The entries below are to be written out again without alteration.

══ Material provided ══

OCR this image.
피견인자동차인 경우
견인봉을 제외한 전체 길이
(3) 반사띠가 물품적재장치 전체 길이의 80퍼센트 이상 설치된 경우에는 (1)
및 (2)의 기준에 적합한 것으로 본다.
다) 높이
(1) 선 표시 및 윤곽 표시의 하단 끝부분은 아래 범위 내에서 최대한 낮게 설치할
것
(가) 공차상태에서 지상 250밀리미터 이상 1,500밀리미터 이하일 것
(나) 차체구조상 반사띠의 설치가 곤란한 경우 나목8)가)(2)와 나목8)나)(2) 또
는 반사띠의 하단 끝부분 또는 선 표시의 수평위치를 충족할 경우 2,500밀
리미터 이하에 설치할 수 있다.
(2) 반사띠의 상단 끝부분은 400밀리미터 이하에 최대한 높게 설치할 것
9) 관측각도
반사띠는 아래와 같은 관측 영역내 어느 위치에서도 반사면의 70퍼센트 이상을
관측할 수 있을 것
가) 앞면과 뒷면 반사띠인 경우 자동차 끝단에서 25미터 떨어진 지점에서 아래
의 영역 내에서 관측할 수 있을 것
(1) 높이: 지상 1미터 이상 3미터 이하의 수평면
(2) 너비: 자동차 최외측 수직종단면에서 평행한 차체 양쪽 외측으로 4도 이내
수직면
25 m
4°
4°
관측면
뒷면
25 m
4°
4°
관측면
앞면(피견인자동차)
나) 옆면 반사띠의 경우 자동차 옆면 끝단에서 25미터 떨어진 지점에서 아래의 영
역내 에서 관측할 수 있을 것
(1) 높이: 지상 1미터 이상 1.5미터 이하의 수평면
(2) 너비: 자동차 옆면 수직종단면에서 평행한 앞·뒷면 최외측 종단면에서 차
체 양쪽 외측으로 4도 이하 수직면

═══

- **Complete answer**:
OCR this image.
피견인자동차인 경우
견인봉을 제외한 전체 길이
(3) 반사띠가 물품적재장치 전체 길이의 80퍼센트 이상 설치된 경우에는 (1)
및 (2)의 기준에 적합한 것으로 본다.
다) 높이
(1) 선 표시 및 윤곽 표시의 하단 끝부분은 아래 범위 내에서 최대한 낮게 설치할
것
(가) 공차상태에서 지상 250밀리미터 이상 1,500밀리미터 이하일 것
(나) 차체구조상 반사띠의 설치가 곤란한 경우 나목8)가)(2)와 나목8)나)(2) 또
는 반사띠의 하단 끝부분 또는 선 표시의 수평위치를 충족할 경우 2,500밀
리미터 이하에 설치할 수 있다.
(2) 반사띠의 상단 끝부분은 400밀리미터 이하에 최대한 높게 설치할 것
9) 관측각도
반사띠는 아래와 같은 관측 영역내 어느 위치에서도 반사면의 70퍼센트 이상을
관측할 수 있을 것
가) 앞면과 뒷면 반사띠인 경우 자동차 끝단에서 25미터 떨어진 지점에서 아래
의 영역 내에서 관측할 수 있을 것
(1) 높이: 지상 1미터 이상 3미터 이하의 수평면
(2) 너비: 자동차 최외측 수직종단면에서 평행한 차체 양쪽 외측으로 4도 이내
수직면
25 m
4°
4°
관측면
뒷면
25 m
4°
4°
관측면
앞면(피견인자동차)
나) 옆면 반사띠의 경우 자동차 옆면 끝단에서 25미터 떨어진 지점에서 아래의 영
역내 에서 관측할 수 있을 것
(1) 높이: 지상 1미터 이상 1.5미터 이하의 수평면
(2) 너비: 자동차 옆면 수직종단면에서 평행한 앞·뒷면 최외측 종단면에서 차
체 양쪽 외측으로 4도 이하 수직면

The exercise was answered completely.